*Text to read*.
_ _ _ _ _ _ _
BT

Facilitating the Spread of Knowledge and Innovation in Professional Software Development

Write for InfoQ

Topics

Choose your language

InfoQ Homepage Articles The Cost of Fear in Organisational Change

The Cost of Fear in Organisational Change

Leia em Português

Bookmarks

Key Takeaways

  • We are all attracted to change, while simultaneously perceiving it as a threat 
  • We try to overcome the fear brought about by change through more and more comprehensive planning
  • The reality is our planning doesn't actually prevent the things we are afraid of from happening - plans provide a false sense of secutiry 
  • The cost of fear is reflected in the gap between the needs of the ecosystem (market, customers, teams, organisations) and the organisation’s self-defence as an attempt to control the ecosystem they operate in.
  • Lower your organisation’s cost of fear by increasing the psychological safety of people who are part of it. Including yourself

We are attracted to change, while at the same time perceiving it as a threat. 

This might very well be the creative tension that humanity’s narrative unfolds, which we call history.  We are curious; and learning is one of our most important drivers. And we are uncomfortable with uncertainty; we need reassurance. The way we like to deal with our contradicting curiosity and sense of threat is through… planning. In our personal life, we easily admit that our plans are just wishful thinking. We may admit this so easily that sadly we tend to become skeptical about our bold plans. And we cut ourselves off from our dreams. On the other hand, in our professional life we believe that our wishful thinking is the only acceptable reality, and we instill a state of denial in ourselves. Whenever a little inner voice tells us that the universe doesn’t care about our reality, we often seek reassurance via complex planning: we perform risk management, estimation of time to complete tasks … and analyse everything-that-could-happen-in-the-future. All these tasks, needed to reinforce our self-reassurance about our ability to control the future, come with a cost. I call it the cost of fear. 

The (Agile) change: from intention to action

Organisations today aim to adapt to a more collaborative, customer-centric, flexible format. Leaders have a genuine intention of creating an Agile organisation where people thrive and are allowed to make mistakes, as long as they learn from their errors. Experimentation will be the new approach. 

This is the dream, the quest, the purpose.  And we have the “status-quo” of hierarchical organisations, annual targets and budgeting. We have all sorts of planning activities. This is our “status-quo”. The art of  storytelling, calls the contradiction between the purpose and the status-quo, “creative tension”. As in all of humanity’s history,  this “tension longing for change”,, operates also in the business environment.

How can we truly step out of the status-quo and create a new (hi)story for the future of the business place?

Without trying to answer this completely, let’s take a first step: let’s start by looking at the status quo’s impact on the aspiration to change.

Peter Senge says that true tension is born when the theory exposed (what I aspire to) is different from the theory in action (what I actually do). If the tension is acknowledged, learning can occur. Effective alignment between the exposed theory and the theory in action can be achieved. Senge, in his book The Fifth Discipline, says “tension is an opportunity for learning”.
_ _ _ _ _ _ _
*Supplied data*.

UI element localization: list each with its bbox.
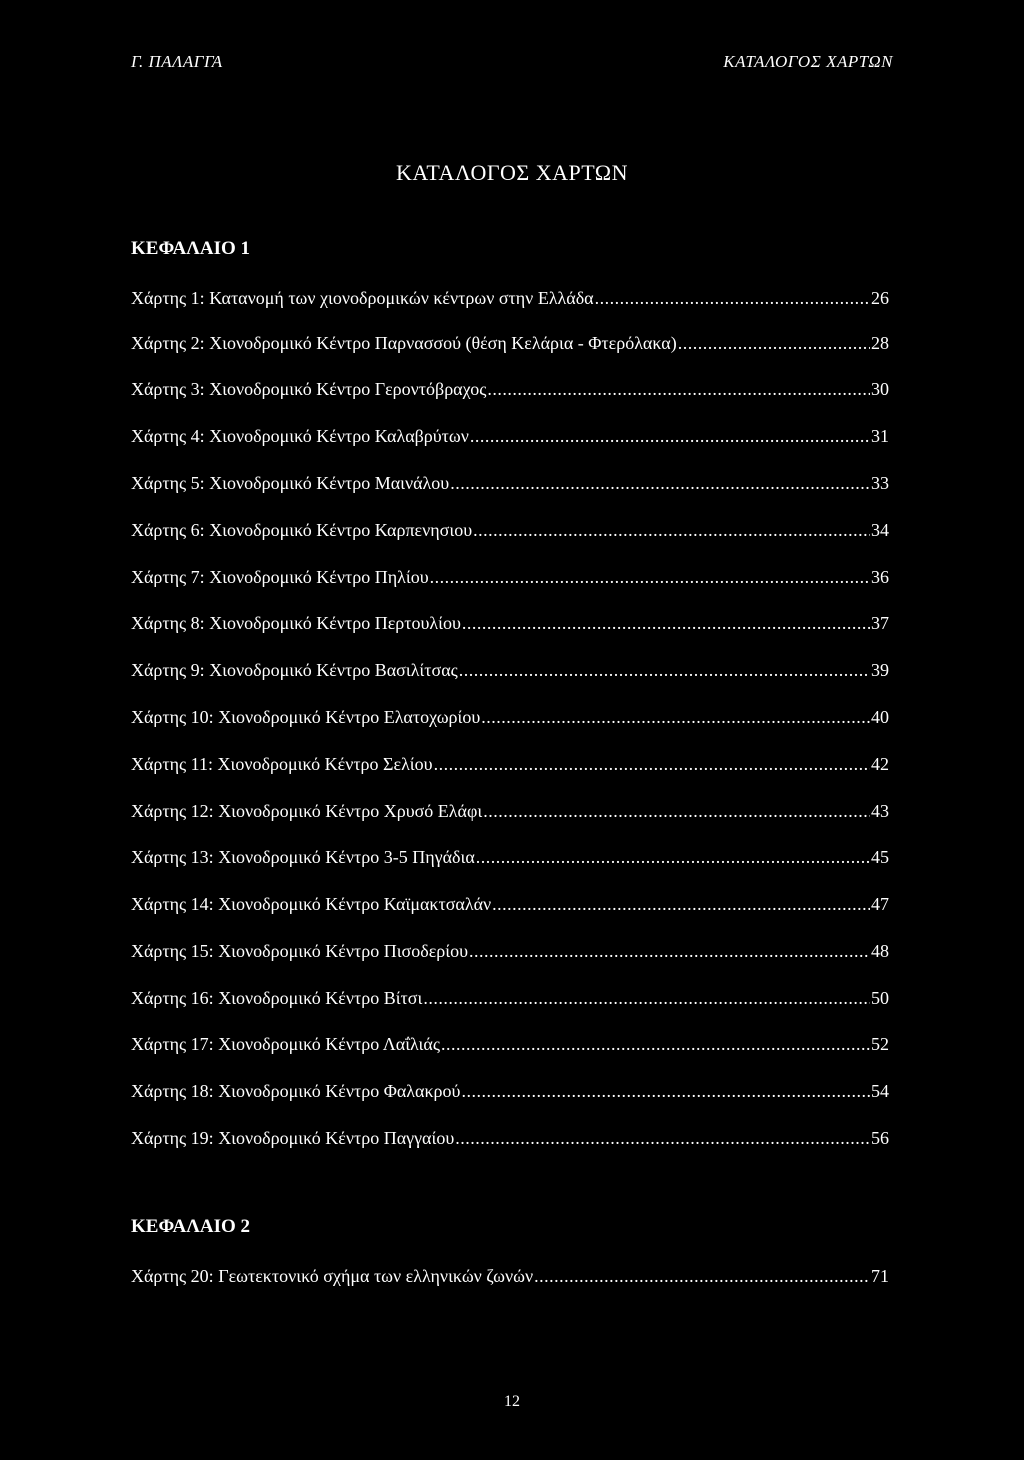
_ _ _ _ _ _ _
*Instructions*.
a. Copy out the passage of the article on fear in organizational change starting at "Key Takeaways" and ending at "as a threat.".
b. Summarize the article on fear in organizational change in two sentences.
The material has no part in any of this.

*Solutions to the problems*.
a.
Key Takeaways

  • We are all attracted to change, while simultaneously perceiving it as a threat 
  • We try to overcome the fear brought about by change through more and more comprehensive planning
  • The reality is our planning doesn't actually prevent the things we are afraid of from happening - plans provide a false sense of secutiry 
  • The cost of fear is reflected in the gap between the needs of the ecosystem (market, customers, teams, organisations) and the organisation’s self-defence as an attempt to control the ecosystem they operate in.
  • Lower your organisation’s cost of fear by increasing the psychological safety of people who are part of it. Including yourself

We are attracted to change, while at the same time perceiving it as a threat.

b. People are drawn to change yet see it as a threat, and at work they seek reassurance through complex planning such as risk management and task estimation, which carries a cost the author calls the cost of fear. Organizations aim to become collaborative, flexible and experimental, but their status quo of hierarchy, annual targets and budgeting creates a tension that Peter Senge describes as an opportunity for learning.